● TASK REQUIREMENTS:
Give back every line exactly as it appears, pictures excluded.

● MATERIALS PROVIDED:
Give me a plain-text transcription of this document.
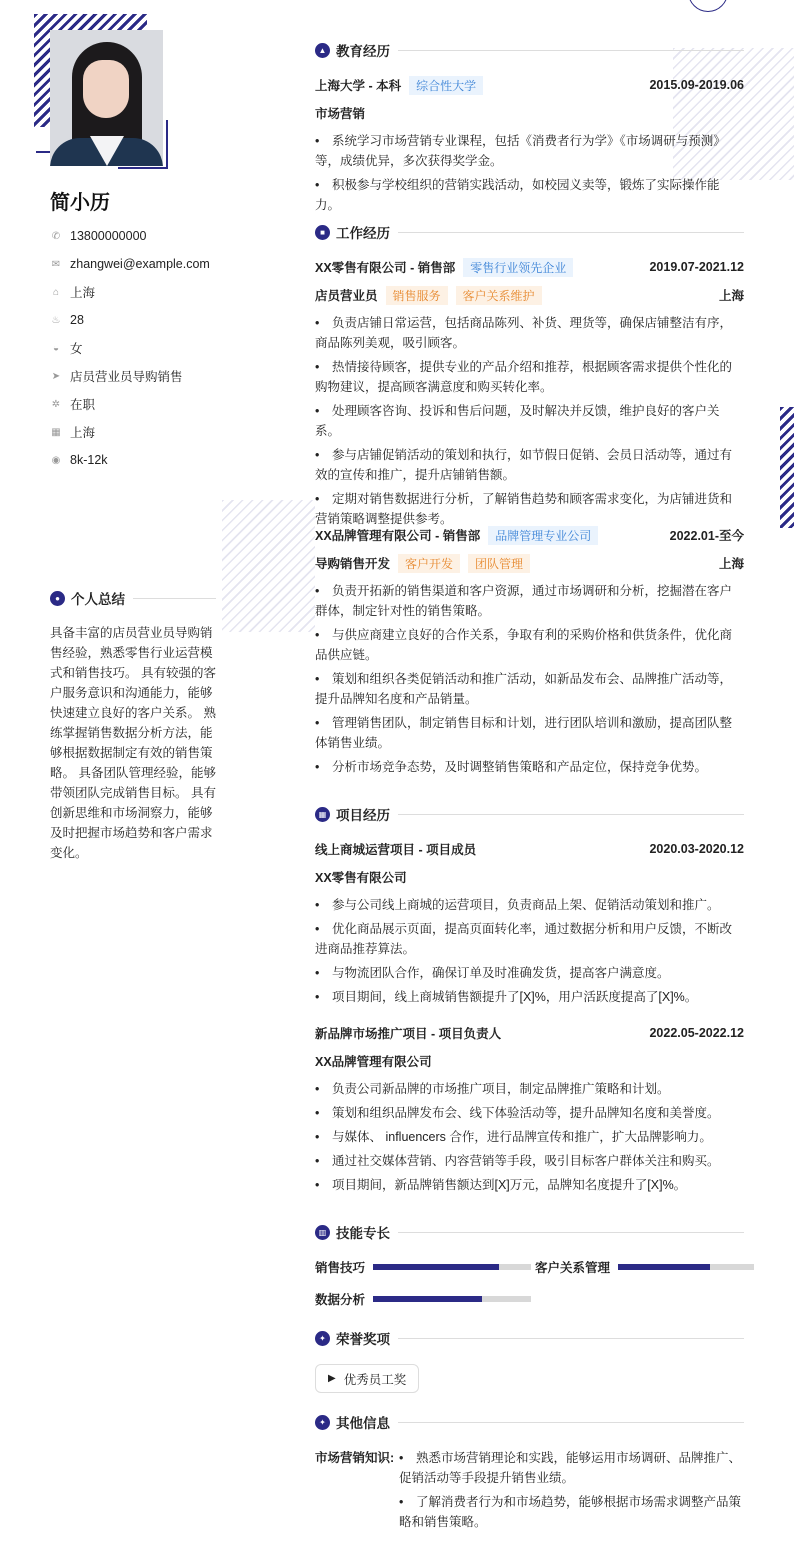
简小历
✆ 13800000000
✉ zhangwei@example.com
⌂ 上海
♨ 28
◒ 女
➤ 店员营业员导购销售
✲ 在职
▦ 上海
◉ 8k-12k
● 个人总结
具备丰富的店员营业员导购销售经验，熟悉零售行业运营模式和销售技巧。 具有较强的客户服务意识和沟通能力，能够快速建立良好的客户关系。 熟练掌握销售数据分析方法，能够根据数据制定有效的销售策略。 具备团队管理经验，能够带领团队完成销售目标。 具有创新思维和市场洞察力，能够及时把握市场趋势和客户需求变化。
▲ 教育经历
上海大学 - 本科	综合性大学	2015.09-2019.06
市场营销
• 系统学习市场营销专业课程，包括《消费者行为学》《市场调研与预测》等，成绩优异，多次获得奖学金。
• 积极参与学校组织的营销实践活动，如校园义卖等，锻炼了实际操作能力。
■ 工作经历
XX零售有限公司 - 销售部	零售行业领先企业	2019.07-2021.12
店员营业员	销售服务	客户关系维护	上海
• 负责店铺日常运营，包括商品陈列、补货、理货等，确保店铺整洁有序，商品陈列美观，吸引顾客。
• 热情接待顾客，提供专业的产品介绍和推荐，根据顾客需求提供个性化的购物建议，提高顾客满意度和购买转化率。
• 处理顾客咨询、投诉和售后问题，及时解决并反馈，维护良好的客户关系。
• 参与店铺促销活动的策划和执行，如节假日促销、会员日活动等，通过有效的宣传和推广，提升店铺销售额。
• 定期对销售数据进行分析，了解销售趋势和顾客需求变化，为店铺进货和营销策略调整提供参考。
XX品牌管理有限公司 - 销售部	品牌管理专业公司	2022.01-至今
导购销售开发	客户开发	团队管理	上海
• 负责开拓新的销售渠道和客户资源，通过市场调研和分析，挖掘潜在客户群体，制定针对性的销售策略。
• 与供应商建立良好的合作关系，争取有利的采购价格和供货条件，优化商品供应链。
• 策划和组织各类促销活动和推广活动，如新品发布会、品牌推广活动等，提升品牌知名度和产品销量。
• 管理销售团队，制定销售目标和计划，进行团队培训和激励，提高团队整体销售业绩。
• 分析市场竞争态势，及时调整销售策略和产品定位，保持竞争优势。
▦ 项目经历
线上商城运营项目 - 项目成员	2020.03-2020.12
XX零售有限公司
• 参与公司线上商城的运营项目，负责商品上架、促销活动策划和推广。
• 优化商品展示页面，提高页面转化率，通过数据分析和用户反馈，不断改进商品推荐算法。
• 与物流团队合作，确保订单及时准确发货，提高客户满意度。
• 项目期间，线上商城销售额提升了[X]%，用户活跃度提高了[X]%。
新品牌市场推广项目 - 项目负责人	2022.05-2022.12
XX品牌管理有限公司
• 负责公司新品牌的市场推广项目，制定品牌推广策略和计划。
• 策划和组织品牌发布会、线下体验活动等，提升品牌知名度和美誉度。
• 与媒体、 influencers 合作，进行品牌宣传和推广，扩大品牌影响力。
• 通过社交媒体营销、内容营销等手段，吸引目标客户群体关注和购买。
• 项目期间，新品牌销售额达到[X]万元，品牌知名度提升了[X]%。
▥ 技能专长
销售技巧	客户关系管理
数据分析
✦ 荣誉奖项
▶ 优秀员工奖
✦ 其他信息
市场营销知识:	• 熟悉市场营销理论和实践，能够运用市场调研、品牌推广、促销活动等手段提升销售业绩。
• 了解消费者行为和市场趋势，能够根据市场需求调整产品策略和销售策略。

● THE COMPLETED TASK:
Give me a plain-text transcription of this document.
简小历
✆ 13800000000
✉ zhangwei@example.com
⌂ 上海
♨ 28
◒ 女
➤ 店员营业员导购销售
✲ 在职
▦ 上海
◉ 8k-12k
● 个人总结
具备丰富的店员营业员导购销售经验，熟悉零售行业运营模式和销售技巧。 具有较强的客户服务意识和沟通能力，能够快速建立良好的客户关系。 熟练掌握销售数据分析方法，能够根据数据制定有效的销售策略。 具备团队管理经验，能够带领团队完成销售目标。 具有创新思维和市场洞察力，能够及时把握市场趋势和客户需求变化。
▲ 教育经历
上海大学 - 本科	综合性大学	2015.09-2019.06
市场营销
• 系统学习市场营销专业课程，包括《消费者行为学》《市场调研与预测》等，成绩优异，多次获得奖学金。
• 积极参与学校组织的营销实践活动，如校园义卖等，锻炼了实际操作能力。
■ 工作经历
XX零售有限公司 - 销售部	零售行业领先企业	2019.07-2021.12
店员营业员	销售服务	客户关系维护	上海
• 负责店铺日常运营，包括商品陈列、补货、理货等，确保店铺整洁有序，商品陈列美观，吸引顾客。
• 热情接待顾客，提供专业的产品介绍和推荐，根据顾客需求提供个性化的购物建议，提高顾客满意度和购买转化率。
• 处理顾客咨询、投诉和售后问题，及时解决并反馈，维护良好的客户关系。
• 参与店铺促销活动的策划和执行，如节假日促销、会员日活动等，通过有效的宣传和推广，提升店铺销售额。
• 定期对销售数据进行分析，了解销售趋势和顾客需求变化，为店铺进货和营销策略调整提供参考。
XX品牌管理有限公司 - 销售部	品牌管理专业公司	2022.01-至今
导购销售开发	客户开发	团队管理	上海
• 负责开拓新的销售渠道和客户资源，通过市场调研和分析，挖掘潜在客户群体，制定针对性的销售策略。
• 与供应商建立良好的合作关系，争取有利的采购价格和供货条件，优化商品供应链。
• 策划和组织各类促销活动和推广活动，如新品发布会、品牌推广活动等，提升品牌知名度和产品销量。
• 管理销售团队，制定销售目标和计划，进行团队培训和激励，提高团队整体销售业绩。
• 分析市场竞争态势，及时调整销售策略和产品定位，保持竞争优势。
▦ 项目经历
线上商城运营项目 - 项目成员	2020.03-2020.12
XX零售有限公司
• 参与公司线上商城的运营项目，负责商品上架、促销活动策划和推广。
• 优化商品展示页面，提高页面转化率，通过数据分析和用户反馈，不断改进商品推荐算法。
• 与物流团队合作，确保订单及时准确发货，提高客户满意度。
• 项目期间，线上商城销售额提升了[X]%，用户活跃度提高了[X]%。
新品牌市场推广项目 - 项目负责人	2022.05-2022.12
XX品牌管理有限公司
• 负责公司新品牌的市场推广项目，制定品牌推广策略和计划。
• 策划和组织品牌发布会、线下体验活动等，提升品牌知名度和美誉度。
• 与媒体、 influencers 合作，进行品牌宣传和推广，扩大品牌影响力。
• 通过社交媒体营销、内容营销等手段，吸引目标客户群体关注和购买。
• 项目期间，新品牌销售额达到[X]万元，品牌知名度提升了[X]%。
▥ 技能专长
销售技巧	客户关系管理
数据分析
✦ 荣誉奖项
▶ 优秀员工奖
✦ 其他信息
市场营销知识:	• 熟悉市场营销理论和实践，能够运用市场调研、品牌推广、促销活动等手段提升销售业绩。
• 了解消费者行为和市场趋势，能够根据市场需求调整产品策略和销售策略。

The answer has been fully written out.